> **Challenge**
Copy out every line that contains "person".

+ + + + + + +

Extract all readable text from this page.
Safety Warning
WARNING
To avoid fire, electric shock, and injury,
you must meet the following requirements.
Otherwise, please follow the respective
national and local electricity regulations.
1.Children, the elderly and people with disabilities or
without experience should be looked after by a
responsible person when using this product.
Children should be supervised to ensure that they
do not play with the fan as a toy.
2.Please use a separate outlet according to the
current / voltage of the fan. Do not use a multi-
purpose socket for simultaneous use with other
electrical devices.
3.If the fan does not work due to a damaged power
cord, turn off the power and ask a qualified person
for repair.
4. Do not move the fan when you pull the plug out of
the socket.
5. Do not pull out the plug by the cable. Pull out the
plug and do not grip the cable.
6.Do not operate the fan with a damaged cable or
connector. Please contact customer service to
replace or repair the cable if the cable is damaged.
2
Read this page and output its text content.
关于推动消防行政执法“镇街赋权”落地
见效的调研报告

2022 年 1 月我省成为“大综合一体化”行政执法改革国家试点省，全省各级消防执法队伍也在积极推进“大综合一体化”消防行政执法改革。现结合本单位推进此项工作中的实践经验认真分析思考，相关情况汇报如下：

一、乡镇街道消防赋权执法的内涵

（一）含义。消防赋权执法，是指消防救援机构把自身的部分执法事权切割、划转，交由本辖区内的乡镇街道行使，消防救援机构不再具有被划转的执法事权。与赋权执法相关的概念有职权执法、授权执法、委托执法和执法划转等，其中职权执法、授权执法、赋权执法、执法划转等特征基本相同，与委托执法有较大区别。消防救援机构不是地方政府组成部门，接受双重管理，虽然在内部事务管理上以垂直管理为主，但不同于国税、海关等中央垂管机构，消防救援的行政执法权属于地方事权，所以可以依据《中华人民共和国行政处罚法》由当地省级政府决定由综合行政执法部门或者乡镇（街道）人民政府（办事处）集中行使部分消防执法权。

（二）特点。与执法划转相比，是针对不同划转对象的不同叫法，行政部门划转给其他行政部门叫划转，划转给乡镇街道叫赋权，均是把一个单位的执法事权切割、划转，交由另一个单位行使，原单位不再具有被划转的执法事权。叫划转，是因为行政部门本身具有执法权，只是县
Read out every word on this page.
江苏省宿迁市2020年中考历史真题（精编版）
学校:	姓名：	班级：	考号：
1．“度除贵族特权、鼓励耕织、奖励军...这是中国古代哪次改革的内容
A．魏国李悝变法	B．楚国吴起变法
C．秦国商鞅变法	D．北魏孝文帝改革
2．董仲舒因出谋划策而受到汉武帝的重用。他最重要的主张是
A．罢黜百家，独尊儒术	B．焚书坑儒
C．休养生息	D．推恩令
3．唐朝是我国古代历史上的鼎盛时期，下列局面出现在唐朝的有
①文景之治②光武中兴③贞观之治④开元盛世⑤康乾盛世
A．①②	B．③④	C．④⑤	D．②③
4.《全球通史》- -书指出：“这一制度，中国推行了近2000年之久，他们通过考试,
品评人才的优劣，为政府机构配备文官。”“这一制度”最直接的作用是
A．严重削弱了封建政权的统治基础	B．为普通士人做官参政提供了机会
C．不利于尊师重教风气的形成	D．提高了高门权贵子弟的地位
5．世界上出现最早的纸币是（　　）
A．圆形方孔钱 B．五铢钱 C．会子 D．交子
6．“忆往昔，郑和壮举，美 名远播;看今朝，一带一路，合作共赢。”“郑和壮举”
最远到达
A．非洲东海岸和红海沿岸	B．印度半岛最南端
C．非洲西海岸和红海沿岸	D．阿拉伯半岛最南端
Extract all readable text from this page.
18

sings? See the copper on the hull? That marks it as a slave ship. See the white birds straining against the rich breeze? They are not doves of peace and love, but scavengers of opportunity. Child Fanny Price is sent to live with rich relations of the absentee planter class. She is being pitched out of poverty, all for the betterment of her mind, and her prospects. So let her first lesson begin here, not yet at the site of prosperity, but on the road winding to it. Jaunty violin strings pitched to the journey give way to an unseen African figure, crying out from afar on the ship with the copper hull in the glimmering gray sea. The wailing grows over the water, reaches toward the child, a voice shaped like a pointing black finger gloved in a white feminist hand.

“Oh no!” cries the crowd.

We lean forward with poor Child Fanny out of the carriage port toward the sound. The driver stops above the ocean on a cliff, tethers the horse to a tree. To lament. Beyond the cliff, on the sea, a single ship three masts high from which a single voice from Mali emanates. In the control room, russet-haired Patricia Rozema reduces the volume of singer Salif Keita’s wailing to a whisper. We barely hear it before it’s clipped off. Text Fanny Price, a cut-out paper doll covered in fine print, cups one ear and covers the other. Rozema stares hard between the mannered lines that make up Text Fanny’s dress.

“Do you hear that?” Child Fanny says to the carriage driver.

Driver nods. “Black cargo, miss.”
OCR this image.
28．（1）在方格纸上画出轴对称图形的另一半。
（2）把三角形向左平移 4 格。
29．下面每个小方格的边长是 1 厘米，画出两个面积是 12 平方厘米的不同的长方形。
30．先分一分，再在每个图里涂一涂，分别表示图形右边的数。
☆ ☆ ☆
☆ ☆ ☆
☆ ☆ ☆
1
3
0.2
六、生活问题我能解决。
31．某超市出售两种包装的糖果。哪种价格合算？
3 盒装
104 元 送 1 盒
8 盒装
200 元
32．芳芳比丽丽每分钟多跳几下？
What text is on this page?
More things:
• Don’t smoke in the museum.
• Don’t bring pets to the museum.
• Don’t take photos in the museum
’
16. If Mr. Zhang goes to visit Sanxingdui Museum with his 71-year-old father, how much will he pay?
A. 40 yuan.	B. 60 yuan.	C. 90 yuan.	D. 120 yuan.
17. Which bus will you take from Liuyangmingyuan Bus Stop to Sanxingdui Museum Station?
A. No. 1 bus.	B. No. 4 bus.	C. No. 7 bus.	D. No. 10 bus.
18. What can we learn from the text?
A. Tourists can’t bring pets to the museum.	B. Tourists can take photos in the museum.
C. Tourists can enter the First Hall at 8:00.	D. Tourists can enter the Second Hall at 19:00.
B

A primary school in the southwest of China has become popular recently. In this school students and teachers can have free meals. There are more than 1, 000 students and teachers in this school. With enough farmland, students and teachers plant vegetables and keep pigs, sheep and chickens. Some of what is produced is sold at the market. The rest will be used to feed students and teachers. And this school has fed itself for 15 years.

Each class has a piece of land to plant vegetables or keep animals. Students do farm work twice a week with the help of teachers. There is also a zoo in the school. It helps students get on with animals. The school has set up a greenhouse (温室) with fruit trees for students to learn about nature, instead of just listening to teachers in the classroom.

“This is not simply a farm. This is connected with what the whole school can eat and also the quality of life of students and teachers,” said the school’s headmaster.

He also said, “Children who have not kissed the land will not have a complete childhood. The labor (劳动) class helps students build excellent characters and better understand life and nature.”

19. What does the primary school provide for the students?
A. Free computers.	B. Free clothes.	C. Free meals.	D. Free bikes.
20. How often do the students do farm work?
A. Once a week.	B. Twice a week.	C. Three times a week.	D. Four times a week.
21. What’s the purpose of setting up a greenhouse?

+ + + + + + +

> **Task solution**
responsible person when using this product.
cord, turn off the power and ask a qualified person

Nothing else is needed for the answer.